> _Task details_:
The records below are to be repeated in full, exactly as they are.

A run of records:
+ + +

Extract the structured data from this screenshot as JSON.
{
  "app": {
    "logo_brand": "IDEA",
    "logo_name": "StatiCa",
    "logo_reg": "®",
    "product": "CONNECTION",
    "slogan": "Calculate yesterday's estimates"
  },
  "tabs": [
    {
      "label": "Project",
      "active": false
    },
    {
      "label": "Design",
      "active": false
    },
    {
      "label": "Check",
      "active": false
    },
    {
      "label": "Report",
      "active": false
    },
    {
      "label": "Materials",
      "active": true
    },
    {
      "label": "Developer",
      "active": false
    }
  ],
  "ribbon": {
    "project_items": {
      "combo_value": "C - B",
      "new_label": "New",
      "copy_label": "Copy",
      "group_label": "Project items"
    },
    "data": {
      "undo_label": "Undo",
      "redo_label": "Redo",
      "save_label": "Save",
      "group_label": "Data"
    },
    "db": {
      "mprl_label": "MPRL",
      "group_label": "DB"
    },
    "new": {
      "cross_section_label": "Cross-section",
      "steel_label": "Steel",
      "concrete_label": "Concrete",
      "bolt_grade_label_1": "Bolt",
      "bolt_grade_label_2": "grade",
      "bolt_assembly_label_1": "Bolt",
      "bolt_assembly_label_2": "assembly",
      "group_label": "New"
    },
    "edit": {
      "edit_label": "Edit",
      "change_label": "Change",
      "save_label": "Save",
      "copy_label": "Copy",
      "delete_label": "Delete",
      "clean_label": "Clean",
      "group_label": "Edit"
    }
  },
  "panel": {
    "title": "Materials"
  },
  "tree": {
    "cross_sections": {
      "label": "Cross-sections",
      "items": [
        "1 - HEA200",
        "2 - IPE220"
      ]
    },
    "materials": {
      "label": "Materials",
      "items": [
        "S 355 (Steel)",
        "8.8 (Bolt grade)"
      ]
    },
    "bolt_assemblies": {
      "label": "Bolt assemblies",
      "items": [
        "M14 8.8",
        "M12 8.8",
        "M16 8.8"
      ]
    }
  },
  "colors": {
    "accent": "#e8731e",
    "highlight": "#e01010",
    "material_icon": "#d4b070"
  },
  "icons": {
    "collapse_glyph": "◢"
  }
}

+ + +

> _Correct result_:
Extract the structured data from this screenshot as JSON.
{
  "app": {
    "logo_brand": "IDEA",
    "logo_name": "StatiCa",
    "logo_reg": "®",
    "product": "CONNECTION",
    "slogan": "Calculate yesterday's estimates"
  },
  "tabs": [
    {
      "label": "Project",
      "active": false
    },
    {
      "label": "Design",
      "active": false
    },
    {
      "label": "Check",
      "active": false
    },
    {
      "label": "Report",
      "active": false
    },
    {
      "label": "Materials",
      "active": true
    },
    {
      "label": "Developer",
      "active": false
    }
  ],
  "ribbon": {
    "project_items": {
      "combo_value": "C - B",
      "new_label": "New",
      "copy_label": "Copy",
      "group_label": "Project items"
    },
    "data": {
      "undo_label": "Undo",
      "redo_label": "Redo",
      "save_label": "Save",
      "group_label": "Data"
    },
    "db": {
      "mprl_label": "MPRL",
      "group_label": "DB"
    },
    "new": {
      "cross_section_label": "Cross-section",
      "steel_label": "Steel",
      "concrete_label": "Concrete",
      "bolt_grade_label_1": "Bolt",
      "bolt_grade_label_2": "grade",
      "bolt_assembly_label_1": "Bolt",
      "bolt_assembly_label_2": "assembly",
      "group_label": "New"
    },
    "edit": {
      "edit_label": "Edit",
      "change_label": "Change",
      "save_label": "Save",
      "copy_label": "Copy",
      "delete_label": "Delete",
      "clean_label": "Clean",
      "group_label": "Edit"
    }
  },
  "panel": {
    "title": "Materials"
  },
  "tree": {
    "cross_sections": {
      "label": "Cross-sections",
      "items": [
        "1 - HEA200",
        "2 - IPE220"
      ]
    },
    "materials": {
      "label": "Materials",
      "items": [
        "S 355 (Steel)",
        "8.8 (Bolt grade)"
      ]
    },
    "bolt_assemblies": {
      "label": "Bolt assemblies",
      "items": [
        "M14 8.8",
        "M12 8.8",
        "M16 8.8"
      ]
    }
  },
  "colors": {
    "accent": "#e8731e",
    "highlight": "#e01010",
    "material_icon": "#d4b070"
  },
  "icons": {
    "collapse_glyph": "◢"
  }
}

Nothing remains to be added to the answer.